And His Search For Roots and Meaning
Words by Erek Bell | Photos by Adam Jönsson and private.

Think what you will about Country music as a genre. Of course, I am not talking about the mainstream here, the Nashville of modernity, and its tendencies to produce and pump out some downright awful music and equally generic “stars”. No, I am talking about real country. The stuff that grips at your heartstrings; the tales and ballads of star crossed lovers, gunfighters, coalminers, average folk from humble backgrounds, all of those that have lost something inherent and essential to the human experience, those who have feelings and experiences that can only be expressed through song and steel guitars, and in doing so, are fighting to get it all back. To me the difference is night and day; good country music is like waking up to a pan of bacon popping and sizzling in its own fat, as the first cup of coffee goes down and the smoke from the morning cigarette hits the tender virgin lungs of the newly waken, it is nourishment and sin all at once, it is pure pleasure. Such Is the case when you listen to the country music stylings of Jens Einer Sorensen, or as I know him, J.Tex.

“J.Tex new album out and it’s freakin’ great.” Jonas Larsson, Creative director American trails magazine. Get it at Hep Cat Store

His music is a pure and unapologetic statement on the human condition, it is country music at its finest and in its most elemental state. With a music career spanning over three decades, J.Tex is truly a veteran of the genre. His latest album released on HepTown Records, Neon Signs & Little White Lies, is everything one could want from a country album, and so much more. Now this, this stuff is the real country that I was talking about before. Throughout the album, Jens is presenting us with dilemmas, childhood memories, the fallacies of our own nostalgia, and existence. His lyrics, style, and passion for music are little bits and pieces of history in the making, homages to the traditions that are the Country, Roots, and Americana musical genres. The songs presented on this album are like constant little reminders that we and the world around us are all works in progress, that with the passage of time, we grow and change, and that there is always room to wonder. Simply put, it’s to just go with the flow.

I went with the flow and sat down with Jens on one of the last glorious days of the Swedish summer, outside the renowned Scandinavian lifestyle boutique, Hepcat Store in Lund, Sweden, to get the scoop on the man behind the music and the journey that has shaped Neon Signs & Little White Lies.

Hepcat Chit Chat
So Jens, this album, what’s it all about what’s the story behind it?

Well, for a long time, I have wanted to make an album that actually sounds like where I come from, music wise. It’s something to do with me being born in the States but actually growing up in Denmark. That strange thing about knowing that you are from one place, born somewhere, but raised by your grandparents somewhere completely different, which left me asking the question, longing for, wondering, why am I not living with my mother? It was subconscious, but when I was growing up in Scandinavia and everyone else was listening to ABBA, well I was a big fan of Elvis Presley, so I knew there had to be something different about me.

→ PROBLEMS AND TASKS
**A.** Update the J.Tex article starting with "Well, for a" and going on through "different about me.", putting "Norway" in place of "Denmark".
**B.** Write the next part of the J.Tex article, picking up after its last sentence.
The entries have no connection to the J.Tex article.

→ RECORD SET
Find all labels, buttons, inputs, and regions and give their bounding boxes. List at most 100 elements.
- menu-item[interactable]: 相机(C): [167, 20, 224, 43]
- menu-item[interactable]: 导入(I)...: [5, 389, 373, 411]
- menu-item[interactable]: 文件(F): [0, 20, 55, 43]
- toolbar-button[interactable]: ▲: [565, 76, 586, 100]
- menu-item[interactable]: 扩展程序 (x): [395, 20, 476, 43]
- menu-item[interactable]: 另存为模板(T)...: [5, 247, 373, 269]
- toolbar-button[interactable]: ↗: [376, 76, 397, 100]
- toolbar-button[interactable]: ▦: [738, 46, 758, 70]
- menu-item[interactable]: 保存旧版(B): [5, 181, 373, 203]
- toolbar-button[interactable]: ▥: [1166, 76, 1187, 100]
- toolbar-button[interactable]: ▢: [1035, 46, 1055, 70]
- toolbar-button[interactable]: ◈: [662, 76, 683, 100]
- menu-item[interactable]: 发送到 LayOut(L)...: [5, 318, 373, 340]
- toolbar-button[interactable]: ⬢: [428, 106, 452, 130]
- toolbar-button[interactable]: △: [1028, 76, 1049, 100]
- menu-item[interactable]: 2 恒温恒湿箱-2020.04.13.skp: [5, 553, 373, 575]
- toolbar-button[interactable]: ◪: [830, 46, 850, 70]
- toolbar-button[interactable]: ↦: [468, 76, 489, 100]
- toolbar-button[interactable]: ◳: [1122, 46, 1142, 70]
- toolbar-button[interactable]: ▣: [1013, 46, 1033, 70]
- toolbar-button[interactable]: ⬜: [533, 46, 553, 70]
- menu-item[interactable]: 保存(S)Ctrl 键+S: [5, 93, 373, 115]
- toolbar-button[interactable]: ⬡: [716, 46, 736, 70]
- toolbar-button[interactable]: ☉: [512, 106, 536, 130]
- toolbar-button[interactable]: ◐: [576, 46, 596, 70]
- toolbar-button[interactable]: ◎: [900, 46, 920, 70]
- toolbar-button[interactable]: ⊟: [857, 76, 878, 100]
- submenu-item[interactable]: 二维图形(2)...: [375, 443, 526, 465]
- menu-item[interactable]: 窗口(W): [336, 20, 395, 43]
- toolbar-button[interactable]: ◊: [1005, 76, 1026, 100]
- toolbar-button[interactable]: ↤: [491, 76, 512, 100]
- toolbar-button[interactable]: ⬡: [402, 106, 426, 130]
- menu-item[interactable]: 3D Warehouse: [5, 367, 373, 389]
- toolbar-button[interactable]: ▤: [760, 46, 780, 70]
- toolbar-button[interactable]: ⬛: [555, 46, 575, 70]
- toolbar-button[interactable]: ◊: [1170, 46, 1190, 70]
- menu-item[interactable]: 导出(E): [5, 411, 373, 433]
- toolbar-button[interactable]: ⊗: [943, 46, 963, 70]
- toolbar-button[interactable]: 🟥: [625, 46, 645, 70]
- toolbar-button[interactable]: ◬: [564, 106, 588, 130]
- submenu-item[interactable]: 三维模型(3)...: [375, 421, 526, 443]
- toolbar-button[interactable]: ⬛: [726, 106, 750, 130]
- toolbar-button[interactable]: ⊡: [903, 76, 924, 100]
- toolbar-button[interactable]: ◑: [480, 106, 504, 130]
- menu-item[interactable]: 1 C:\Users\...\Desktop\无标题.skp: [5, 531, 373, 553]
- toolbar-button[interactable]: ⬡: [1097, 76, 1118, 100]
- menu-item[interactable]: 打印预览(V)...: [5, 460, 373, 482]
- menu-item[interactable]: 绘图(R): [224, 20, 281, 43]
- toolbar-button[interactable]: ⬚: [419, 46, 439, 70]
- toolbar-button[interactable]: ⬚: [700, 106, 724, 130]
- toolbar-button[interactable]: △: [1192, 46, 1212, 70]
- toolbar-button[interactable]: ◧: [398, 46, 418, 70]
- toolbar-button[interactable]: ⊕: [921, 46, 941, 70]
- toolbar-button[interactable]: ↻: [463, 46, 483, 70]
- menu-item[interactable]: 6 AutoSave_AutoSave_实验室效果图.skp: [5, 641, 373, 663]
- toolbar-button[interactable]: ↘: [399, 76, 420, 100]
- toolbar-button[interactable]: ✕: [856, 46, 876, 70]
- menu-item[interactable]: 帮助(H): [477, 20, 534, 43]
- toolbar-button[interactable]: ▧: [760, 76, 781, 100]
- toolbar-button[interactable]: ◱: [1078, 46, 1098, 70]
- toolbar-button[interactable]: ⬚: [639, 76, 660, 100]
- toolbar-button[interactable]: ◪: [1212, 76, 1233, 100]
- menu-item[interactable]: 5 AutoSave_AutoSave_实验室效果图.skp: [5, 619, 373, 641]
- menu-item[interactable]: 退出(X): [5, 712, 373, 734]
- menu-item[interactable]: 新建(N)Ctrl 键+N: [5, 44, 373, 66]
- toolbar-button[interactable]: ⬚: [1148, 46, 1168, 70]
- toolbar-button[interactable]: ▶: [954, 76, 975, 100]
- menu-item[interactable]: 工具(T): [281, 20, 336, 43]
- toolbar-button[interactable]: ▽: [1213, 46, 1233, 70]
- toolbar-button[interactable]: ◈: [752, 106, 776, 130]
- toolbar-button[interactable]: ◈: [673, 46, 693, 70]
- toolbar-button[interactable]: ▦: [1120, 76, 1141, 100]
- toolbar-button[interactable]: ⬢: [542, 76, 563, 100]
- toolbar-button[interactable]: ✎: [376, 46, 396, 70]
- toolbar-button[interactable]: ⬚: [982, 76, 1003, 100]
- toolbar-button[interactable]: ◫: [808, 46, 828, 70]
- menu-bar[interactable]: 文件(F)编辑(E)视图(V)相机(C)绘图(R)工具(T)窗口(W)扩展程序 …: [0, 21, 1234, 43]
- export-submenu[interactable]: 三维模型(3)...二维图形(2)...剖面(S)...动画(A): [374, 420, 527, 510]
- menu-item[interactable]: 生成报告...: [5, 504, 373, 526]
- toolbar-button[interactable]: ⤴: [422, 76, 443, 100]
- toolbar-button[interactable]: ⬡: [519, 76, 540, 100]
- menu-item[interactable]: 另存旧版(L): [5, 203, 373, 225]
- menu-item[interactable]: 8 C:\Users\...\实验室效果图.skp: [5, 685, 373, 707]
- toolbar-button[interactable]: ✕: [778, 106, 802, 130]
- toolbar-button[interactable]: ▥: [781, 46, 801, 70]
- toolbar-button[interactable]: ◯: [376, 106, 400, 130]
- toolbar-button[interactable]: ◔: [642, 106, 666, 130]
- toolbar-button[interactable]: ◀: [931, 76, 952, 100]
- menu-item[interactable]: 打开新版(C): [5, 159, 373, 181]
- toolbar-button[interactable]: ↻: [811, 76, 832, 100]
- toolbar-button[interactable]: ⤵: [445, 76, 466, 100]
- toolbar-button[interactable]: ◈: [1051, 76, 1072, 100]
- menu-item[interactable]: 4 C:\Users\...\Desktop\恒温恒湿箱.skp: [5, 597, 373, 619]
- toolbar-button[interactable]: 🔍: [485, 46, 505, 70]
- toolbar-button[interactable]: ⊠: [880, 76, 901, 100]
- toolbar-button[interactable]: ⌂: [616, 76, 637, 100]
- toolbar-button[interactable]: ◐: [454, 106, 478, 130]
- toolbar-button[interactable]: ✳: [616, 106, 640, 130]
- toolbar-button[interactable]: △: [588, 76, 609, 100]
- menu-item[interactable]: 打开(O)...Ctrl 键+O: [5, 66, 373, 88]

→ ANSWERS BELOW
**A.**
Well, for a long time, I have wanted to make an album that actually sounds like where I come from, music wise. It’s something to do with me being born in the States but actually growing up in Norway. That strange thing about knowing that you are from one place, born somewhere, but raised by your grandparents somewhere completely different, which left me asking the question, longing for, wondering, why am I not living with my mother? It was subconscious, but when I was growing up in Scandinavia and everyone else was listening to ABBA, well I was a big fan of Elvis Presley, so I knew there had to be something different about me.

**B.**
J.Tex was born in Detroit in 1965, to his mother of 19 years who was working as an Au Pair in the United States. With the situation evolving, it was decided that Jens be taken in by his grandparents and raised in Denmark. There’s no hard feelings here, it wasn’t an overly tragic event as I gather from Jens, but more of a pragmatic solution. But it was in this in-between-state that Jens would ultimately end up discovering something that has shaped a big part of his musical stylings, Bluegrass.

– This guy, who was a friend to my mother, well he introduced me to that old time country folk and bluegrass music, and he even taught me how to play the guitar. I was 6 or 7 years old when he first took me out to these kinds of concerts in Denmark. He didn’t have kids, so by proxy I became kind of one of his. He was one of those cool adults who gave a lot to kids. He treated me like an adult, talked to me like one, and treated me to some amazing cassette tapes. He was the only guy in Denmark in the 1970’s who wore a cowboy hat.

He’s Got The Look
It can be argued that there are few things more stereotypically country and western then the iconic cowboy hat. It’s a statement that encapsulates a whole genre and time period in American history, it is Americana that you can wear. Now the image of a cowboy, or the West, it is a style all on its own, a style which J.Tex embraced from a young age, as he began to fall in love with the whole look and aesthetics of Wild West America, especially through the artwork of the 19th century painter Frederic Remington.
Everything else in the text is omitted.